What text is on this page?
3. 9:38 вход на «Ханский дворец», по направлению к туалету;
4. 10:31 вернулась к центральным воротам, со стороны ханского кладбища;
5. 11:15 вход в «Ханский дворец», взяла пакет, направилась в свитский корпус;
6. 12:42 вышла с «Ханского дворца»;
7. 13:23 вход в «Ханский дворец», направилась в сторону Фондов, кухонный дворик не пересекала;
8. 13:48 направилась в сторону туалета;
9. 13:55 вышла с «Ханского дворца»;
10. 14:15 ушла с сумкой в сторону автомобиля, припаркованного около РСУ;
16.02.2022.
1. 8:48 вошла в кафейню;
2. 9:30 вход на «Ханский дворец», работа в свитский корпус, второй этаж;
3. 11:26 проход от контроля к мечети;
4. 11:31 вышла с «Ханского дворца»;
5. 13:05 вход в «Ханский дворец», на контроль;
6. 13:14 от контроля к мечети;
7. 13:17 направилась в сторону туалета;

***

— Problem to solve —
Nothing in the listing may be changed; retype it all exactly.

— Result —
What text is on this page?
3. 9:38 вход на «Ханский дворец», по направлению к туалету;
4. 10:31 вернулась к центральным воротам, со стороны ханского кладбища;
5. 11:15 вход в «Ханский дворец», взяла пакет, направилась в свитский корпус;
6. 12:42 вышла с «Ханского дворца»;
7. 13:23 вход в «Ханский дворец», направилась в сторону Фондов, кухонный дворик не пересекала;
8. 13:48 направилась в сторону туалета;
9. 13:55 вышла с «Ханского дворца»;
10. 14:15 ушла с сумкой в сторону автомобиля, припаркованного около РСУ;
16.02.2022.
1. 8:48 вошла в кафейню;
2. 9:30 вход на «Ханский дворец», работа в свитский корпус, второй этаж;
3. 11:26 проход от контроля к мечети;
4. 11:31 вышла с «Ханского дворца»;
5. 13:05 вход в «Ханский дворец», на контроль;
6. 13:14 от контроля к мечети;
7. 13:17 направилась в сторону туалета;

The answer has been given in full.